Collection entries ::
◇ ◇ ◇

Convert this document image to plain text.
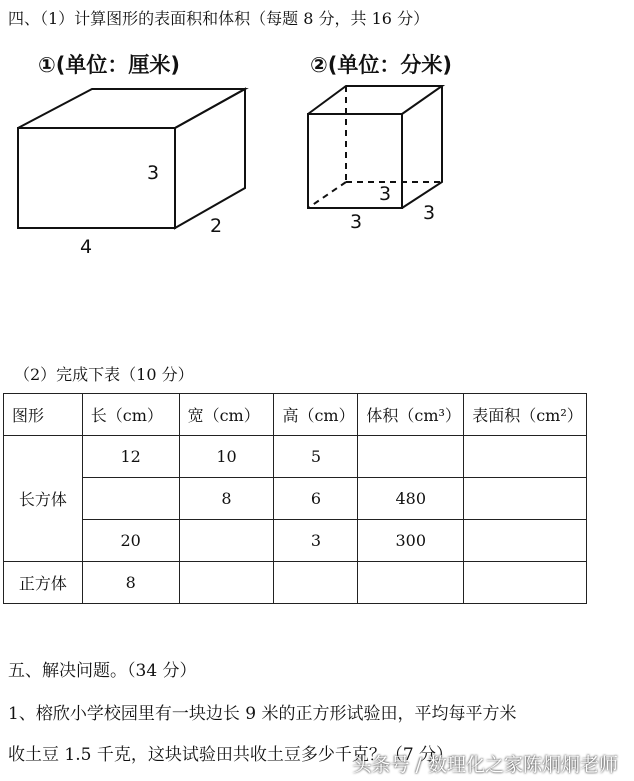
四、（1）计算图形的表面积和体积（每题 8 分，共 16 分）
①(单位：厘米)	②(单位：分米)
3
2
4
3	3
3
（2）完成下表（10 分）
图形	长（cm）	宽（cm）	高（cm）	体积（cm³）	表面积（cm²）
长方体	12	10	5		
		8	6	480	
	20		3	300	
正方体	8				
五、解决问题。（34 分）
1、榕欣小学校园里有一块边长 9 米的正方形试验田，平均每平方米
收土豆 1.5 千克，这块试验田共收土豆多少千克？（7 分）
头条号 / 数理化之家陈炯炯老师
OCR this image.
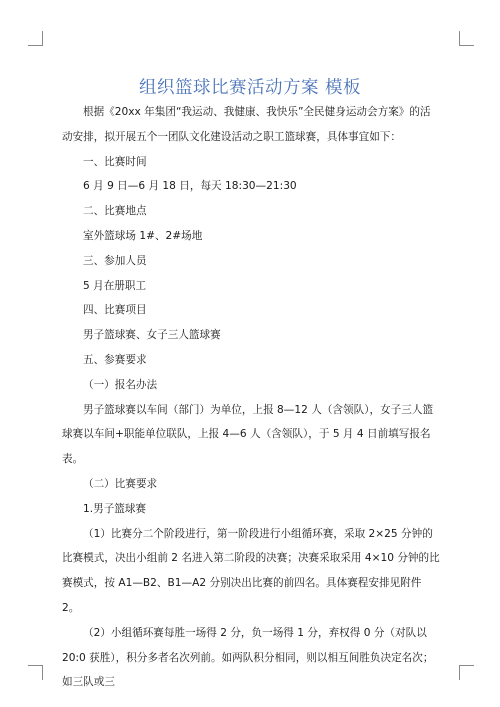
组织篮球比赛活动方案 模板

根据《20xx 年集团“我运动、我健康、我快乐”全民健身运动会方案》的活动安排，拟开展五个一团队文化建设活动之职工篮球赛，具体事宜如下：

一、比赛时间

6 月 9 日—6 月 18 日，每天 18:30—21:30

二、比赛地点

室外篮球场 1#、2#场地

三、参加人员

5 月在册职工

四、比赛项目

男子篮球赛、女子三人篮球赛

五、参赛要求

（一）报名办法

男子篮球赛以车间（部门）为单位，上报 8—12 人（含领队），女子三人篮球赛以车间+职能单位联队，上报 4—6 人（含领队），于 5 月 4 日前填写报名表。

（二）比赛要求

1.男子篮球赛

（1）比赛分二个阶段进行，第一阶段进行小组循环赛，采取 2×25 分钟的比赛模式，决出小组前 2 名进入第二阶段的决赛；决赛采取采用 4×10 分钟的比赛模式，按 A1—B2、B1—A2 分别决出比赛的前四名。具体赛程安排见附件 2。

（2）小组循环赛每胜一场得 2 分，负一场得 1 分，弃权得 0 分（对队以 20:0 获胜），积分多者名次列前。如两队积分相同，则以相互间胜负决定名次；如三队或三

◇ ◇ ◇

GOAL :: Pictures in the records should not appear in your copy, but everything else must be transcribed exactly.

THE RESPONSE ::
Convert this document image to plain text.
四、（1）计算图形的表面积和体积（每题 8 分，共 16 分）
①(单位：厘米)	②(单位：分米)
3
2
4
3	3
3
（2）完成下表（10 分）
图形	长（cm）	宽（cm）	高（cm）	体积（cm³）	表面积（cm²）
长方体	12	10	5		
		8	6	480	
	20		3	300	
正方体	8				
五、解决问题。（34 分）
1、榕欣小学校园里有一块边长 9 米的正方形试验田，平均每平方米
收土豆 1.5 千克，这块试验田共收土豆多少千克？（7 分）
头条号 / 数理化之家陈炯炯老师
OCR this image.
组织篮球比赛活动方案 模板

根据《20xx 年集团“我运动、我健康、我快乐”全民健身运动会方案》的活动安排，拟开展五个一团队文化建设活动之职工篮球赛，具体事宜如下：

一、比赛时间

6 月 9 日—6 月 18 日，每天 18:30—21:30

二、比赛地点

室外篮球场 1#、2#场地

三、参加人员

5 月在册职工

四、比赛项目

男子篮球赛、女子三人篮球赛

五、参赛要求

（一）报名办法

男子篮球赛以车间（部门）为单位，上报 8—12 人（含领队），女子三人篮球赛以车间+职能单位联队，上报 4—6 人（含领队），于 5 月 4 日前填写报名表。

（二）比赛要求

1.男子篮球赛

（1）比赛分二个阶段进行，第一阶段进行小组循环赛，采取 2×25 分钟的比赛模式，决出小组前 2 名进入第二阶段的决赛；决赛采取采用 4×10 分钟的比赛模式，按 A1—B2、B1—A2 分别决出比赛的前四名。具体赛程安排见附件 2。

（2）小组循环赛每胜一场得 2 分，负一场得 1 分，弃权得 0 分（对队以 20:0 获胜），积分多者名次列前。如两队积分相同，则以相互间胜负决定名次；如三队或三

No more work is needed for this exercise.